** BEGIN Given text **

Unicode Discussion wrote:
> It's not a low priority for Japanese programmers.
I'm glad someone pointed this out. Although C (and Java) keywords are in
English (this is debatable (^_^)), a programmer of any native language
can memorize a handful of reserved words, etc.. Just because you're a
programmer doesn't mean you can read/write English.
I can attest that every programmer I've met in Japan usually has a
English to Japanese dictionary by their terminal (or online in a
window), so they can understand source code with variable names like
"asynchronous".
A quick glance at Dr. Jobbs, Javaworld, C Programmer, (the Japanese
versions of the mags) shows that articles and source code are being
written all the time to take advantage of the fact that "native language
source has arrived."
> With the new Japanese JDK, Japanese programmers can write their source
> code in Shift-JIS, using the real Japanese names for things, and the
> compiler will convert the identifiers into UTF-8 in the class files.
> Very convenient.

** END Given text **
** BEGIN Listed records **

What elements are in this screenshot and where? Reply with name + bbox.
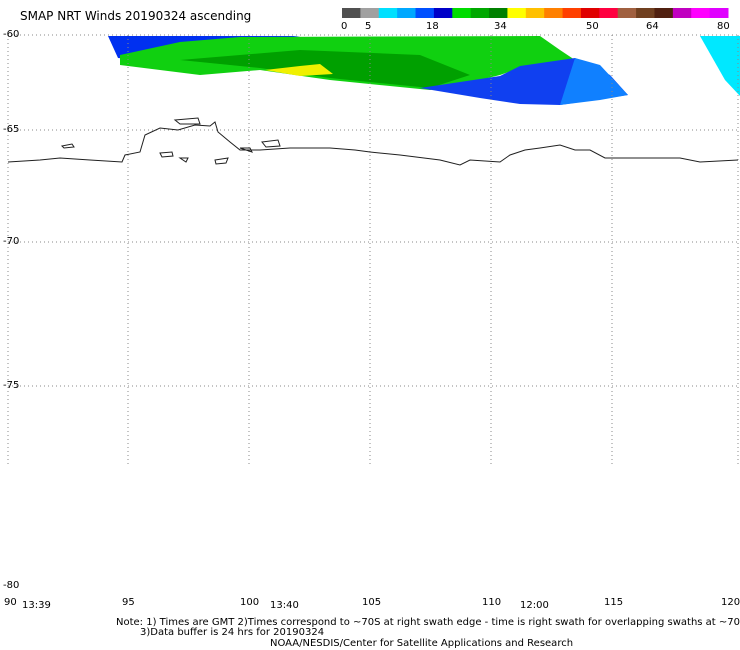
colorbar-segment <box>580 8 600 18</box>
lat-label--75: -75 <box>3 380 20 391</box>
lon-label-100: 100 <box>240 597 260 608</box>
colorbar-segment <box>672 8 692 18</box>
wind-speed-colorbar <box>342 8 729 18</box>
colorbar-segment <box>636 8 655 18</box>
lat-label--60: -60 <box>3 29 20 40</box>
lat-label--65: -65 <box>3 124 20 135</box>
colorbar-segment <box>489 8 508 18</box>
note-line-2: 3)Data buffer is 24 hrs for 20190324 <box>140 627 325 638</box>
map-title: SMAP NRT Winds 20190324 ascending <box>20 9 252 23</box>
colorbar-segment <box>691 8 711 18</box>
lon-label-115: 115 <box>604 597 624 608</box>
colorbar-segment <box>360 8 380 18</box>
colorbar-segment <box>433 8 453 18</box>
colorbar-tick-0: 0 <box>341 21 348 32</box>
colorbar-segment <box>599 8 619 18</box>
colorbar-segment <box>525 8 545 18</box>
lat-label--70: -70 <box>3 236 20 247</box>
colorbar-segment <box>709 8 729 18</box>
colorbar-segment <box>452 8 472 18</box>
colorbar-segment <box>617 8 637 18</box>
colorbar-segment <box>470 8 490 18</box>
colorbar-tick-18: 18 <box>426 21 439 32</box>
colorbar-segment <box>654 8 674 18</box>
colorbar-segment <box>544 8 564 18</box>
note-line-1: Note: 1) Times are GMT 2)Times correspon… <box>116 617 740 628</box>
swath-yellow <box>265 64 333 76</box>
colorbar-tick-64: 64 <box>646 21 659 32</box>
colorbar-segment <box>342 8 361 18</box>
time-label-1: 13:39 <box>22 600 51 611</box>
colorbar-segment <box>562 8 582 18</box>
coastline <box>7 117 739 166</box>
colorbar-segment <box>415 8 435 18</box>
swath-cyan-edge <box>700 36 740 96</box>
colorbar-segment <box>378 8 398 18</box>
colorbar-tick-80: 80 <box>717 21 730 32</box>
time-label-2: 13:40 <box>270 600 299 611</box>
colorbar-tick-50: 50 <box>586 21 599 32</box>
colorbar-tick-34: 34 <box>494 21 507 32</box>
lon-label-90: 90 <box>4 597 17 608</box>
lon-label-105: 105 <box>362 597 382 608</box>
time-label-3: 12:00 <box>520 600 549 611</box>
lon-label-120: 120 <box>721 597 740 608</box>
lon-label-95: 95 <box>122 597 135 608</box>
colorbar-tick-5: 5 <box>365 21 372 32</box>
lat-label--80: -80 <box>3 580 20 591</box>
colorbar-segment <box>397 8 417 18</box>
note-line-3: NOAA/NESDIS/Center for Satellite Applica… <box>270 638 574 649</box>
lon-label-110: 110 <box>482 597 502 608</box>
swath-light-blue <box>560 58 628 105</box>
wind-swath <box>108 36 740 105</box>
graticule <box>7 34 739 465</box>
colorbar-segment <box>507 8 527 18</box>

** END Listed records **
** BEGIN Listed records **

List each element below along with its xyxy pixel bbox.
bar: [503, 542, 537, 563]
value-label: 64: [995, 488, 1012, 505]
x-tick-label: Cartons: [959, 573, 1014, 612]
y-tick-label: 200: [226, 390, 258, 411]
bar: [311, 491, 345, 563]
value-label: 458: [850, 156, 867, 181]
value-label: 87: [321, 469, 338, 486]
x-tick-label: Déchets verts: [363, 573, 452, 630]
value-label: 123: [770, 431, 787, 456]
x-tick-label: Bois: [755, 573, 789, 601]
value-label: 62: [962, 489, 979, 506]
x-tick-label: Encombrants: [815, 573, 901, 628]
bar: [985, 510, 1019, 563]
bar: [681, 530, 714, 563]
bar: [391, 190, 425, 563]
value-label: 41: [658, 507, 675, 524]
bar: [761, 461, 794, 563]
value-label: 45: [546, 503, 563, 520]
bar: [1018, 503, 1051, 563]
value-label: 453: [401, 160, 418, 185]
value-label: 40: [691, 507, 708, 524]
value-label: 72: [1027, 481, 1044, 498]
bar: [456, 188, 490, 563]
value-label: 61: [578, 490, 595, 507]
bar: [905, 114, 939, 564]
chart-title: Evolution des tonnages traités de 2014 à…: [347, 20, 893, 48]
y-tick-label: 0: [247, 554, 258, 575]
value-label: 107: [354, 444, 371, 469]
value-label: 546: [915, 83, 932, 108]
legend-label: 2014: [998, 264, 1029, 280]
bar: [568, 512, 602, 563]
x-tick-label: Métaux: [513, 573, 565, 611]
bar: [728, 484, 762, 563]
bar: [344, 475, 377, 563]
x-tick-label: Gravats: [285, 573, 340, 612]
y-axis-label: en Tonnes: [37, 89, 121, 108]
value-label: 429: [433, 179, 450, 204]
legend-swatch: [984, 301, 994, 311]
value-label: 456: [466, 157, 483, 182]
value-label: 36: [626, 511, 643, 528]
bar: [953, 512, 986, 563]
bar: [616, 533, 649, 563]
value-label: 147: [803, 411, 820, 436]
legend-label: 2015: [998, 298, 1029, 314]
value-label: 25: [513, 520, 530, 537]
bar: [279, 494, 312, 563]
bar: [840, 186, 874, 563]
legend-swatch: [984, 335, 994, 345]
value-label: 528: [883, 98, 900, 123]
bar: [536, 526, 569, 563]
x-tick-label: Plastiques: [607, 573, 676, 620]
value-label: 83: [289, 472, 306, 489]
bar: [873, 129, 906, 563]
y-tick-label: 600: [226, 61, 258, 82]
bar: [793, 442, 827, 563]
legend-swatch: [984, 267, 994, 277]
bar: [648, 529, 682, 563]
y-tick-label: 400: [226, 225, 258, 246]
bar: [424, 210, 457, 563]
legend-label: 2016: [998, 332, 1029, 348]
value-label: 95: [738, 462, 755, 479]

** END Listed records **
** BEGIN Listed records **

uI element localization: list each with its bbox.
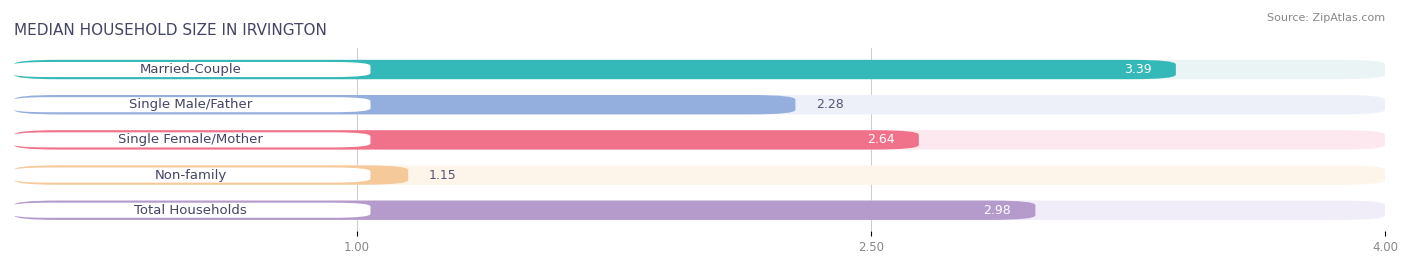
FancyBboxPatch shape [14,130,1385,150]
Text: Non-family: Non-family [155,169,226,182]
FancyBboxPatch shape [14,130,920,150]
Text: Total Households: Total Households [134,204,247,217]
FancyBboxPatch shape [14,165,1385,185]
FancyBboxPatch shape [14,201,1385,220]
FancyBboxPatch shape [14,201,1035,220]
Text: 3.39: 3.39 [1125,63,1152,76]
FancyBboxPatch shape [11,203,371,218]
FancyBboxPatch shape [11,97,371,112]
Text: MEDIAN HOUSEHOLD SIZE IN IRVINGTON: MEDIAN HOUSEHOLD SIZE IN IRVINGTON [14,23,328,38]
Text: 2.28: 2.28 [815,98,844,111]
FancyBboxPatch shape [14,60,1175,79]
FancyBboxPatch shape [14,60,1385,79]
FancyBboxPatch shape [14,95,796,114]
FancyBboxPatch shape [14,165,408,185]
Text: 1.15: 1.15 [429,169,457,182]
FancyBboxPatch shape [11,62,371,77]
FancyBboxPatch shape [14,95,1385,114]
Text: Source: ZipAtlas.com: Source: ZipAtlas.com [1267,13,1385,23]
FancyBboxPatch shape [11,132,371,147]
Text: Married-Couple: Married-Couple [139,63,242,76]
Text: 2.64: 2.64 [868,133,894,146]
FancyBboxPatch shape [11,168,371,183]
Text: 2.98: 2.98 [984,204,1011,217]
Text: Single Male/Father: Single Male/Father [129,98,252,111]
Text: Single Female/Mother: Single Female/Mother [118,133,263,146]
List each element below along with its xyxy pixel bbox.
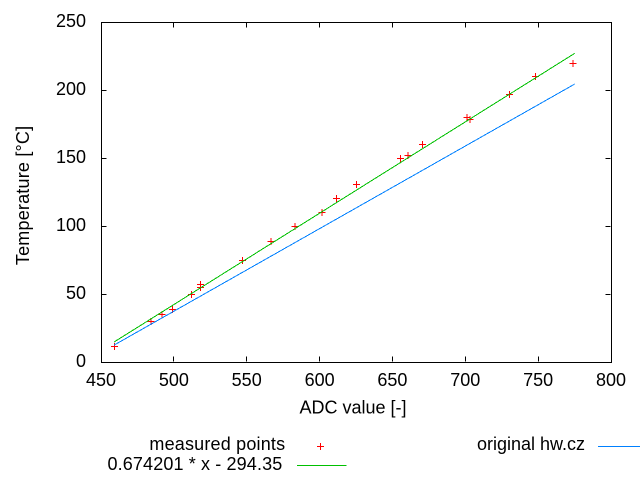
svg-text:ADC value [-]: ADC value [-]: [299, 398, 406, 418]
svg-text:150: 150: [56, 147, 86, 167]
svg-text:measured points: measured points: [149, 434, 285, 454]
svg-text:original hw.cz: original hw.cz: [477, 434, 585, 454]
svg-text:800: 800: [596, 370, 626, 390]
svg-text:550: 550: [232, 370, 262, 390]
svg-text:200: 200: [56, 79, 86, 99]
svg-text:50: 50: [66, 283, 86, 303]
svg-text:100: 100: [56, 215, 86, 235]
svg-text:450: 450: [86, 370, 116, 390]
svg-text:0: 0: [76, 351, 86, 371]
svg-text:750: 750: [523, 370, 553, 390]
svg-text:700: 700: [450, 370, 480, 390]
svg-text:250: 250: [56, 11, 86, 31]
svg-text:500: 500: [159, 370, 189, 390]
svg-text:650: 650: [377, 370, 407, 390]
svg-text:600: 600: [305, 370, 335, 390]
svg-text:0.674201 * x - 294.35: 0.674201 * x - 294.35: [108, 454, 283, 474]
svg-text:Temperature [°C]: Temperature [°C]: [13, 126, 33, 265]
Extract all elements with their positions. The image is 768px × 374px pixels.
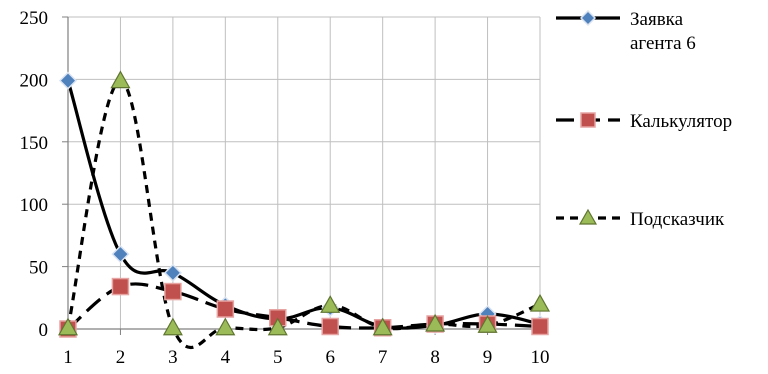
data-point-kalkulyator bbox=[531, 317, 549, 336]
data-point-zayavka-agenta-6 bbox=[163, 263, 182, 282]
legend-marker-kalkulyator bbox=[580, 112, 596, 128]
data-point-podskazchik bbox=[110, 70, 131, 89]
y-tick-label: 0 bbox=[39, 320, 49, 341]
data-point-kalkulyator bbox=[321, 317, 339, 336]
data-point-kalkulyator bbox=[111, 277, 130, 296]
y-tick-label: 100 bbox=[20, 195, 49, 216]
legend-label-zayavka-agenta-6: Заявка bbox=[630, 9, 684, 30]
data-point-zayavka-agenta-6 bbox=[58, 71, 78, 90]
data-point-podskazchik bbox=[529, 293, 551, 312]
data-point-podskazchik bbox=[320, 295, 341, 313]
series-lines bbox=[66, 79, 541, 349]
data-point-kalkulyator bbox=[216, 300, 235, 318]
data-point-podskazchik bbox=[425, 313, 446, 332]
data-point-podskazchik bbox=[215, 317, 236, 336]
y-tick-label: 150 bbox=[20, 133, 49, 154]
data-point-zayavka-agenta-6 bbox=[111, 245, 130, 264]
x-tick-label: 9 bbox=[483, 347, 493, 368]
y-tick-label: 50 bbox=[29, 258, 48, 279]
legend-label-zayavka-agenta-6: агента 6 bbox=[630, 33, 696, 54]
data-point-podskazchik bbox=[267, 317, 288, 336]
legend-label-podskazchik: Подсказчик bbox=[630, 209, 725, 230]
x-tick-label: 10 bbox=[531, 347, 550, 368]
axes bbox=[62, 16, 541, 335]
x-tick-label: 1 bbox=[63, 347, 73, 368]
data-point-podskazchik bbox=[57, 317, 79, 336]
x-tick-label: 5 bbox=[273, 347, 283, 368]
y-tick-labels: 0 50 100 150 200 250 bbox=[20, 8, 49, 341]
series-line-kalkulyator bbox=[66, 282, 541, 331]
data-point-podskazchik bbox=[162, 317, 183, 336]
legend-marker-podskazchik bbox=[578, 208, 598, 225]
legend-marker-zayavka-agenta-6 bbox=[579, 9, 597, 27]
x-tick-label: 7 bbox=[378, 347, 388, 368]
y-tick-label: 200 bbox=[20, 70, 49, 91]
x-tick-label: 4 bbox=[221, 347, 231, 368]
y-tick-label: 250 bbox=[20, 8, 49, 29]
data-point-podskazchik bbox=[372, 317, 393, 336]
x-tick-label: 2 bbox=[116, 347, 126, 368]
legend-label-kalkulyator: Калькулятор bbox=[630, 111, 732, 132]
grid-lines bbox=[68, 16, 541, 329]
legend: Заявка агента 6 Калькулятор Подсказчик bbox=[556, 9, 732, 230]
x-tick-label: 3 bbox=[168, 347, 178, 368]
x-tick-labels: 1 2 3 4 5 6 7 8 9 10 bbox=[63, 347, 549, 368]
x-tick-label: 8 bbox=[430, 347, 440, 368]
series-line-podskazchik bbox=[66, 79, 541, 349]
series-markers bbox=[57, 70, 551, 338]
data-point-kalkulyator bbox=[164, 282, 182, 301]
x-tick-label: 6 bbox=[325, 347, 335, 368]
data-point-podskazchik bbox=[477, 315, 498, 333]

** END Listed records **

#### Short exercise:
Return, word for word, everything in the post about Japanese programmers from "I can attest" down to "the class files.".

#### Full solution:
I can attest that every programmer I've met in Japan usually has a
English to Japanese dictionary by their terminal (or online in a
window), so they can understand source code with variable names like
"asynchronous".
A quick glance at Dr. Jobbs, Javaworld, C Programmer, (the Japanese
versions of the mags) shows that articles and source code are being
written all the time to take advantage of the fact that "native language
source has arrived."
> With the new Japanese JDK, Japanese programmers can write their source
> code in Shift-JIS, using the real Japanese names for things, and the
> compiler will convert the identifiers into UTF-8 in the class files.